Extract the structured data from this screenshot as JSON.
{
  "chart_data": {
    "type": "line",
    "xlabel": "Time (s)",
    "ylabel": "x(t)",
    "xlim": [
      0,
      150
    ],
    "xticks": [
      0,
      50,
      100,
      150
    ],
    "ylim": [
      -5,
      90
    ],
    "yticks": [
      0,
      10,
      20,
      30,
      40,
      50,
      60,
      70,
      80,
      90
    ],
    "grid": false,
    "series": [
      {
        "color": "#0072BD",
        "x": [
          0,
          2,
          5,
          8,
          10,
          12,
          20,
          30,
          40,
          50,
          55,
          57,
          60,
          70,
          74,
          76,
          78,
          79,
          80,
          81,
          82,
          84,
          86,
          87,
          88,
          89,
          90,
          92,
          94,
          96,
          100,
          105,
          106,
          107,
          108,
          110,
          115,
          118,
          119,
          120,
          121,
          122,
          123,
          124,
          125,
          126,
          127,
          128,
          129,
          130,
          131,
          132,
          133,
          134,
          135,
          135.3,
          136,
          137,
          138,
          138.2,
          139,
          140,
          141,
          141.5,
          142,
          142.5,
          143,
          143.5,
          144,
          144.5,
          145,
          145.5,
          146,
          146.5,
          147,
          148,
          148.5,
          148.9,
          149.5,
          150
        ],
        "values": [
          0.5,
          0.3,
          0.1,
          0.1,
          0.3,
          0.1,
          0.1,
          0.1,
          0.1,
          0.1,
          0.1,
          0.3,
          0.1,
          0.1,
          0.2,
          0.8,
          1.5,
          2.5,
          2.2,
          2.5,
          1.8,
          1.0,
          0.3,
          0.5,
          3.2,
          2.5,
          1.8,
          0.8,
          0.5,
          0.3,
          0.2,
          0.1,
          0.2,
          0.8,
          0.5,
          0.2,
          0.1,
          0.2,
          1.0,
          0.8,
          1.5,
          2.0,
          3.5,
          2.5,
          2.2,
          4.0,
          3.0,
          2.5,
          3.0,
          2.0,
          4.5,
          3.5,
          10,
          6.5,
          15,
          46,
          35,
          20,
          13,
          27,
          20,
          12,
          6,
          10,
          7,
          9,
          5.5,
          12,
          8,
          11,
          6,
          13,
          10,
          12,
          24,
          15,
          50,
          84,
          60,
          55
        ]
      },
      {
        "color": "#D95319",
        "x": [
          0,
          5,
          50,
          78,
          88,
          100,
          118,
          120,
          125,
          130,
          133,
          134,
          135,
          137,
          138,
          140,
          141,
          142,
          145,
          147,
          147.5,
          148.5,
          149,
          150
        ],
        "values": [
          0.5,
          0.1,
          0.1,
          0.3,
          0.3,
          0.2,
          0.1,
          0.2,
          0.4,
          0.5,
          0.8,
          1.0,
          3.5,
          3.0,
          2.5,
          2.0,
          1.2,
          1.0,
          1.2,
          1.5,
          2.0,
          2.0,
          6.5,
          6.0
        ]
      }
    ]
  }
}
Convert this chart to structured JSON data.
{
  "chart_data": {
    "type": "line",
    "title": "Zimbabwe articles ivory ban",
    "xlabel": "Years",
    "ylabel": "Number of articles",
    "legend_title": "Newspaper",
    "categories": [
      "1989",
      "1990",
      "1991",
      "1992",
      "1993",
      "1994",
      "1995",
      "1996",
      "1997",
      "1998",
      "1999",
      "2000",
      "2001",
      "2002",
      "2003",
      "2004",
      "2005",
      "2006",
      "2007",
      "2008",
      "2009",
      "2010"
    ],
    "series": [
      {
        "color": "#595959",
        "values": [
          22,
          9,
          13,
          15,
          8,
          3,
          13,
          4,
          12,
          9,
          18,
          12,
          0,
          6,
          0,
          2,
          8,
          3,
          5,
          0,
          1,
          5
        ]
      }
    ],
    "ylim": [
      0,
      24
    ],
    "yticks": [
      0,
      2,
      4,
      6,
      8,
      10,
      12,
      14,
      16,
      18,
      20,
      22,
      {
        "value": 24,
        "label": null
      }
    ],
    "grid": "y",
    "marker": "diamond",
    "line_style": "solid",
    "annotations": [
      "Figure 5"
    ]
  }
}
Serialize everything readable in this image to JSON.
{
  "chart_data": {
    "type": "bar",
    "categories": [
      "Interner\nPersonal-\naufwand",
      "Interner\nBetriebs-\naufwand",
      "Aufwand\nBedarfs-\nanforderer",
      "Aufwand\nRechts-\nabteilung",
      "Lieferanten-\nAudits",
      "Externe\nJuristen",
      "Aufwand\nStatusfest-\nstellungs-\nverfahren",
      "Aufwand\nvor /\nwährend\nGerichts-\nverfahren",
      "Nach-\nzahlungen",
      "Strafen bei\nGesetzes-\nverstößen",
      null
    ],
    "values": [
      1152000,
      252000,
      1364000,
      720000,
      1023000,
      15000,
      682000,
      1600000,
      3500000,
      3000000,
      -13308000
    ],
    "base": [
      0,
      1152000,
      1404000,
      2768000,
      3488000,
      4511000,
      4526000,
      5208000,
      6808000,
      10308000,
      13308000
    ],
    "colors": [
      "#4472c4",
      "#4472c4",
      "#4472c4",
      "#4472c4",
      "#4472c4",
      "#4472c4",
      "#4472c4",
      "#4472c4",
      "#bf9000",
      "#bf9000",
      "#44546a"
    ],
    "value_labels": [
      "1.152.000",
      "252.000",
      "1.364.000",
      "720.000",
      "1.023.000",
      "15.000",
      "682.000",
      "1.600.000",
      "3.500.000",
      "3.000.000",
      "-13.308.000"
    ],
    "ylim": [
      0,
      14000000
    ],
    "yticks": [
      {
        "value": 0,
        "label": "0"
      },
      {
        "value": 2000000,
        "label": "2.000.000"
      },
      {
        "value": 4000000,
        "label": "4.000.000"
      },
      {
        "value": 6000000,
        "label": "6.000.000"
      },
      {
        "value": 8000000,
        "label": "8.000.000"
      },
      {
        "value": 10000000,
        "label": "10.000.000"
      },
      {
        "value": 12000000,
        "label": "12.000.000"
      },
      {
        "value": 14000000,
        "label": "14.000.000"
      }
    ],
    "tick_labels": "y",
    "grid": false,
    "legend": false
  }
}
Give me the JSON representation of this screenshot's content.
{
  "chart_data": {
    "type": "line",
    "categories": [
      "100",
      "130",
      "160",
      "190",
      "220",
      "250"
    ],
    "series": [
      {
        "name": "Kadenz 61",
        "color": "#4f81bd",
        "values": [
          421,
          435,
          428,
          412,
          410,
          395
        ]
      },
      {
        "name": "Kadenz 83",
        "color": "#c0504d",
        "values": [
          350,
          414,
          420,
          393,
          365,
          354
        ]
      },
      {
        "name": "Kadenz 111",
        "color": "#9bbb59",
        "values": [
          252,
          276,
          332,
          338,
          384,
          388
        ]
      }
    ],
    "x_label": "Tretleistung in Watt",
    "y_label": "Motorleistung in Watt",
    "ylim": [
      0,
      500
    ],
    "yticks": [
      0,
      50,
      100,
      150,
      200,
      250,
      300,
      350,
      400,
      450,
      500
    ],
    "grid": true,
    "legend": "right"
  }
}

### [YOUR INSTRUCTIONS]
Show the data once more, exactly as it was written.

### [EXERCISE RESULT]
Extract the structured data from this screenshot as JSON.
{
  "chart_data": {
    "type": "line",
    "xlabel": "Time (s)",
    "ylabel": "x(t)",
    "xlim": [
      0,
      150
    ],
    "xticks": [
      0,
      50,
      100,
      150
    ],
    "ylim": [
      -5,
      90
    ],
    "yticks": [
      0,
      10,
      20,
      30,
      40,
      50,
      60,
      70,
      80,
      90
    ],
    "grid": false,
    "series": [
      {
        "color": "#0072BD",
        "x": [
          0,
          2,
          5,
          8,
          10,
          12,
          20,
          30,
          40,
          50,
          55,
          57,
          60,
          70,
          74,
          76,
          78,
          79,
          80,
          81,
          82,
          84,
          86,
          87,
          88,
          89,
          90,
          92,
          94,
          96,
          100,
          105,
          106,
          107,
          108,
          110,
          115,
          118,
          119,
          120,
          121,
          122,
          123,
          124,
          125,
          126,
          127,
          128,
          129,
          130,
          131,
          132,
          133,
          134,
          135,
          135.3,
          136,
          137,
          138,
          138.2,
          139,
          140,
          141,
          141.5,
          142,
          142.5,
          143,
          143.5,
          144,
          144.5,
          145,
          145.5,
          146,
          146.5,
          147,
          148,
          148.5,
          148.9,
          149.5,
          150
        ],
        "values": [
          0.5,
          0.3,
          0.1,
          0.1,
          0.3,
          0.1,
          0.1,
          0.1,
          0.1,
          0.1,
          0.1,
          0.3,
          0.1,
          0.1,
          0.2,
          0.8,
          1.5,
          2.5,
          2.2,
          2.5,
          1.8,
          1.0,
          0.3,
          0.5,
          3.2,
          2.5,
          1.8,
          0.8,
          0.5,
          0.3,
          0.2,
          0.1,
          0.2,
          0.8,
          0.5,
          0.2,
          0.1,
          0.2,
          1.0,
          0.8,
          1.5,
          2.0,
          3.5,
          2.5,
          2.2,
          4.0,
          3.0,
          2.5,
          3.0,
          2.0,
          4.5,
          3.5,
          10,
          6.5,
          15,
          46,
          35,
          20,
          13,
          27,
          20,
          12,
          6,
          10,
          7,
          9,
          5.5,
          12,
          8,
          11,
          6,
          13,
          10,
          12,
          24,
          15,
          50,
          84,
          60,
          55
        ]
      },
      {
        "color": "#D95319",
        "x": [
          0,
          5,
          50,
          78,
          88,
          100,
          118,
          120,
          125,
          130,
          133,
          134,
          135,
          137,
          138,
          140,
          141,
          142,
          145,
          147,
          147.5,
          148.5,
          149,
          150
        ],
        "values": [
          0.5,
          0.1,
          0.1,
          0.3,
          0.3,
          0.2,
          0.1,
          0.2,
          0.4,
          0.5,
          0.8,
          1.0,
          3.5,
          3.0,
          2.5,
          2.0,
          1.2,
          1.0,
          1.2,
          1.5,
          2.0,
          2.0,
          6.5,
          6.0
        ]
      }
    ]
  }
}
Convert this chart to structured JSON data.
{
  "chart_data": {
    "type": "line",
    "title": "Zimbabwe articles ivory ban",
    "xlabel": "Years",
    "ylabel": "Number of articles",
    "legend_title": "Newspaper",
    "categories": [
      "1989",
      "1990",
      "1991",
      "1992",
      "1993",
      "1994",
      "1995",
      "1996",
      "1997",
      "1998",
      "1999",
      "2000",
      "2001",
      "2002",
      "2003",
      "2004",
      "2005",
      "2006",
      "2007",
      "2008",
      "2009",
      "2010"
    ],
    "series": [
      {
        "color": "#595959",
        "values": [
          22,
          9,
          13,
          15,
          8,
          3,
          13,
          4,
          12,
          9,
          18,
          12,
          0,
          6,
          0,
          2,
          8,
          3,
          5,
          0,
          1,
          5
        ]
      }
    ],
    "ylim": [
      0,
      24
    ],
    "yticks": [
      0,
      2,
      4,
      6,
      8,
      10,
      12,
      14,
      16,
      18,
      20,
      22,
      {
        "value": 24,
        "label": null
      }
    ],
    "grid": "y",
    "marker": "diamond",
    "line_style": "solid",
    "annotations": [
      "Figure 5"
    ]
  }
}
Serialize everything readable in this image to JSON.
{
  "chart_data": {
    "type": "bar",
    "categories": [
      "Interner\nPersonal-\naufwand",
      "Interner\nBetriebs-\naufwand",
      "Aufwand\nBedarfs-\nanforderer",
      "Aufwand\nRechts-\nabteilung",
      "Lieferanten-\nAudits",
      "Externe\nJuristen",
      "Aufwand\nStatusfest-\nstellungs-\nverfahren",
      "Aufwand\nvor /\nwährend\nGerichts-\nverfahren",
      "Nach-\nzahlungen",
      "Strafen bei\nGesetzes-\nverstößen",
      null
    ],
    "values": [
      1152000,
      252000,
      1364000,
      720000,
      1023000,
      15000,
      682000,
      1600000,
      3500000,
      3000000,
      -13308000
    ],
    "base": [
      0,
      1152000,
      1404000,
      2768000,
      3488000,
      4511000,
      4526000,
      5208000,
      6808000,
      10308000,
      13308000
    ],
    "colors": [
      "#4472c4",
      "#4472c4",
      "#4472c4",
      "#4472c4",
      "#4472c4",
      "#4472c4",
      "#4472c4",
      "#4472c4",
      "#bf9000",
      "#bf9000",
      "#44546a"
    ],
    "value_labels": [
      "1.152.000",
      "252.000",
      "1.364.000",
      "720.000",
      "1.023.000",
      "15.000",
      "682.000",
      "1.600.000",
      "3.500.000",
      "3.000.000",
      "-13.308.000"
    ],
    "ylim": [
      0,
      14000000
    ],
    "yticks": [
      {
        "value": 0,
        "label": "0"
      },
      {
        "value": 2000000,
        "label": "2.000.000"
      },
      {
        "value": 4000000,
        "label": "4.000.000"
      },
      {
        "value": 6000000,
        "label": "6.000.000"
      },
      {
        "value": 8000000,
        "label": "8.000.000"
      },
      {
        "value": 10000000,
        "label": "10.000.000"
      },
      {
        "value": 12000000,
        "label": "12.000.000"
      },
      {
        "value": 14000000,
        "label": "14.000.000"
      }
    ],
    "tick_labels": "y",
    "grid": false,
    "legend": false
  }
}
Give me the JSON representation of this screenshot's content.
{
  "chart_data": {
    "type": "line",
    "categories": [
      "100",
      "130",
      "160",
      "190",
      "220",
      "250"
    ],
    "series": [
      {
        "name": "Kadenz 61",
        "color": "#4f81bd",
        "values": [
          421,
          435,
          428,
          412,
          410,
          395
        ]
      },
      {
        "name": "Kadenz 83",
        "color": "#c0504d",
        "values": [
          350,
          414,
          420,
          393,
          365,
          354
        ]
      },
      {
        "name": "Kadenz 111",
        "color": "#9bbb59",
        "values": [
          252,
          276,
          332,
          338,
          384,
          388
        ]
      }
    ],
    "x_label": "Tretleistung in Watt",
    "y_label": "Motorleistung in Watt",
    "ylim": [
      0,
      500
    ],
    "yticks": [
      0,
      50,
      100,
      150,
      200,
      250,
      300,
      350,
      400,
      450,
      500
    ],
    "grid": true,
    "legend": "right"
  }
}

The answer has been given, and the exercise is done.